Dataset rows:
----

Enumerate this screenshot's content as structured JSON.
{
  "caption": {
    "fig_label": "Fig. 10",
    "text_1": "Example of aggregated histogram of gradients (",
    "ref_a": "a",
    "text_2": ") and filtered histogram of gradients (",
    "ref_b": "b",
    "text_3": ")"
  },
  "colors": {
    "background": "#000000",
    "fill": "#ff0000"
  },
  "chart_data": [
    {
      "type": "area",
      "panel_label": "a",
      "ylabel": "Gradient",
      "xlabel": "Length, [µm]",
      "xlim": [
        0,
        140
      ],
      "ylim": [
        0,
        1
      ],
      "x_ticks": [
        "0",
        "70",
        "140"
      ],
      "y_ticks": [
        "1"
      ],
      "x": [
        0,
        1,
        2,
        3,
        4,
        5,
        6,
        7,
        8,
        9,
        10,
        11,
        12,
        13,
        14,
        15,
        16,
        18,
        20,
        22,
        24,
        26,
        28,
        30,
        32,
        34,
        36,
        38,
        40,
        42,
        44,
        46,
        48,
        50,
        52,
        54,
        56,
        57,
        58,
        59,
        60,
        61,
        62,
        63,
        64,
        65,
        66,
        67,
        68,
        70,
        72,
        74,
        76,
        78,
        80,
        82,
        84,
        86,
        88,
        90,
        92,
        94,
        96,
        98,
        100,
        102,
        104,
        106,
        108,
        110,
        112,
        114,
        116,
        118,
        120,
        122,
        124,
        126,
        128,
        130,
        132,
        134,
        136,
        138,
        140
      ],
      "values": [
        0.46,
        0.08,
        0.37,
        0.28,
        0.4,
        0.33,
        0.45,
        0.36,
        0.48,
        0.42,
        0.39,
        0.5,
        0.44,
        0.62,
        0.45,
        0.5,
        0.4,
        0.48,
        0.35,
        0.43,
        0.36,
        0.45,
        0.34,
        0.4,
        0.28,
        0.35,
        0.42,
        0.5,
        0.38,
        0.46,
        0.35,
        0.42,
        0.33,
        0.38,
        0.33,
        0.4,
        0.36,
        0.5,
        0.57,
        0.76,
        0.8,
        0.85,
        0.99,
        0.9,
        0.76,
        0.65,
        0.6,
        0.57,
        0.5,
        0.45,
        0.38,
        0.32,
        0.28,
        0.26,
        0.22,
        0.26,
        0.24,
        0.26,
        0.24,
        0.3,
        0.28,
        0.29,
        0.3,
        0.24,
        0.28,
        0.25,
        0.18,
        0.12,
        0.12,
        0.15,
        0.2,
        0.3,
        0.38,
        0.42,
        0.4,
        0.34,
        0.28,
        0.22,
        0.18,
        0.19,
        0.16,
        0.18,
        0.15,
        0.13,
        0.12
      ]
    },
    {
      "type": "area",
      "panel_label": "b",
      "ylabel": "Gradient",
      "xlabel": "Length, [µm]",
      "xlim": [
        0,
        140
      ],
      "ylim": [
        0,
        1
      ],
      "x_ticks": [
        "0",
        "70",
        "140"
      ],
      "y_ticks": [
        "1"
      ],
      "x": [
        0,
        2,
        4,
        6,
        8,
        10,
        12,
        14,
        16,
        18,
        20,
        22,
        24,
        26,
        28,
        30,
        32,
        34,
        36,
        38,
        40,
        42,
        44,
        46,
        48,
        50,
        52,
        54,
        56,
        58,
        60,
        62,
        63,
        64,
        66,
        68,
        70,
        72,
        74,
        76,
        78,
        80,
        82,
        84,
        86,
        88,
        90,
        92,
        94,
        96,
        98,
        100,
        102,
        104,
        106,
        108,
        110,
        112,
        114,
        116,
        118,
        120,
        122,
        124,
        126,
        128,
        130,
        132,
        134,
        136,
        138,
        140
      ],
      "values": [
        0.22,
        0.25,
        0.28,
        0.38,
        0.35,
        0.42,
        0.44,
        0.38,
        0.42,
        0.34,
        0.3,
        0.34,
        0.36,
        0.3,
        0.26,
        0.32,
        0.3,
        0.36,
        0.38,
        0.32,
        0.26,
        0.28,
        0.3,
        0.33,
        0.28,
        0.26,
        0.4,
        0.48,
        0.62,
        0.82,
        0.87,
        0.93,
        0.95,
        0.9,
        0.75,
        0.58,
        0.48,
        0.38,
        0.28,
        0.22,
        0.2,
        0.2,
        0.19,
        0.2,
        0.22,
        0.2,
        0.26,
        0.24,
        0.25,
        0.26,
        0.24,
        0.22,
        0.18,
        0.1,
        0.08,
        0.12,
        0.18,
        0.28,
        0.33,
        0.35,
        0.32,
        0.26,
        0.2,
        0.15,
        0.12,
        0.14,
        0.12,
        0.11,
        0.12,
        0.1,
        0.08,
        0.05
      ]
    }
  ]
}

----

§ **PROBLEM**:
Exactly reproduce all of the entries.

§ **FINAL RESULT**:
Enumerate this screenshot's content as structured JSON.
{
  "caption": {
    "fig_label": "Fig. 10",
    "text_1": "Example of aggregated histogram of gradients (",
    "ref_a": "a",
    "text_2": ") and filtered histogram of gradients (",
    "ref_b": "b",
    "text_3": ")"
  },
  "colors": {
    "background": "#000000",
    "fill": "#ff0000"
  },
  "chart_data": [
    {
      "type": "area",
      "panel_label": "a",
      "ylabel": "Gradient",
      "xlabel": "Length, [µm]",
      "xlim": [
        0,
        140
      ],
      "ylim": [
        0,
        1
      ],
      "x_ticks": [
        "0",
        "70",
        "140"
      ],
      "y_ticks": [
        "1"
      ],
      "x": [
        0,
        1,
        2,
        3,
        4,
        5,
        6,
        7,
        8,
        9,
        10,
        11,
        12,
        13,
        14,
        15,
        16,
        18,
        20,
        22,
        24,
        26,
        28,
        30,
        32,
        34,
        36,
        38,
        40,
        42,
        44,
        46,
        48,
        50,
        52,
        54,
        56,
        57,
        58,
        59,
        60,
        61,
        62,
        63,
        64,
        65,
        66,
        67,
        68,
        70,
        72,
        74,
        76,
        78,
        80,
        82,
        84,
        86,
        88,
        90,
        92,
        94,
        96,
        98,
        100,
        102,
        104,
        106,
        108,
        110,
        112,
        114,
        116,
        118,
        120,
        122,
        124,
        126,
        128,
        130,
        132,
        134,
        136,
        138,
        140
      ],
      "values": [
        0.46,
        0.08,
        0.37,
        0.28,
        0.4,
        0.33,
        0.45,
        0.36,
        0.48,
        0.42,
        0.39,
        0.5,
        0.44,
        0.62,
        0.45,
        0.5,
        0.4,
        0.48,
        0.35,
        0.43,
        0.36,
        0.45,
        0.34,
        0.4,
        0.28,
        0.35,
        0.42,
        0.5,
        0.38,
        0.46,
        0.35,
        0.42,
        0.33,
        0.38,
        0.33,
        0.4,
        0.36,
        0.5,
        0.57,
        0.76,
        0.8,
        0.85,
        0.99,
        0.9,
        0.76,
        0.65,
        0.6,
        0.57,
        0.5,
        0.45,
        0.38,
        0.32,
        0.28,
        0.26,
        0.22,
        0.26,
        0.24,
        0.26,
        0.24,
        0.3,
        0.28,
        0.29,
        0.3,
        0.24,
        0.28,
        0.25,
        0.18,
        0.12,
        0.12,
        0.15,
        0.2,
        0.3,
        0.38,
        0.42,
        0.4,
        0.34,
        0.28,
        0.22,
        0.18,
        0.19,
        0.16,
        0.18,
        0.15,
        0.13,
        0.12
      ]
    },
    {
      "type": "area",
      "panel_label": "b",
      "ylabel": "Gradient",
      "xlabel": "Length, [µm]",
      "xlim": [
        0,
        140
      ],
      "ylim": [
        0,
        1
      ],
      "x_ticks": [
        "0",
        "70",
        "140"
      ],
      "y_ticks": [
        "1"
      ],
      "x": [
        0,
        2,
        4,
        6,
        8,
        10,
        12,
        14,
        16,
        18,
        20,
        22,
        24,
        26,
        28,
        30,
        32,
        34,
        36,
        38,
        40,
        42,
        44,
        46,
        48,
        50,
        52,
        54,
        56,
        58,
        60,
        62,
        63,
        64,
        66,
        68,
        70,
        72,
        74,
        76,
        78,
        80,
        82,
        84,
        86,
        88,
        90,
        92,
        94,
        96,
        98,
        100,
        102,
        104,
        106,
        108,
        110,
        112,
        114,
        116,
        118,
        120,
        122,
        124,
        126,
        128,
        130,
        132,
        134,
        136,
        138,
        140
      ],
      "values": [
        0.22,
        0.25,
        0.28,
        0.38,
        0.35,
        0.42,
        0.44,
        0.38,
        0.42,
        0.34,
        0.3,
        0.34,
        0.36,
        0.3,
        0.26,
        0.32,
        0.3,
        0.36,
        0.38,
        0.32,
        0.26,
        0.28,
        0.3,
        0.33,
        0.28,
        0.26,
        0.4,
        0.48,
        0.62,
        0.82,
        0.87,
        0.93,
        0.95,
        0.9,
        0.75,
        0.58,
        0.48,
        0.38,
        0.28,
        0.22,
        0.2,
        0.2,
        0.19,
        0.2,
        0.22,
        0.2,
        0.26,
        0.24,
        0.25,
        0.26,
        0.24,
        0.22,
        0.18,
        0.1,
        0.08,
        0.12,
        0.18,
        0.28,
        0.33,
        0.35,
        0.32,
        0.26,
        0.2,
        0.15,
        0.12,
        0.14,
        0.12,
        0.11,
        0.12,
        0.1,
        0.08,
        0.05
      ]
    }
  ]
}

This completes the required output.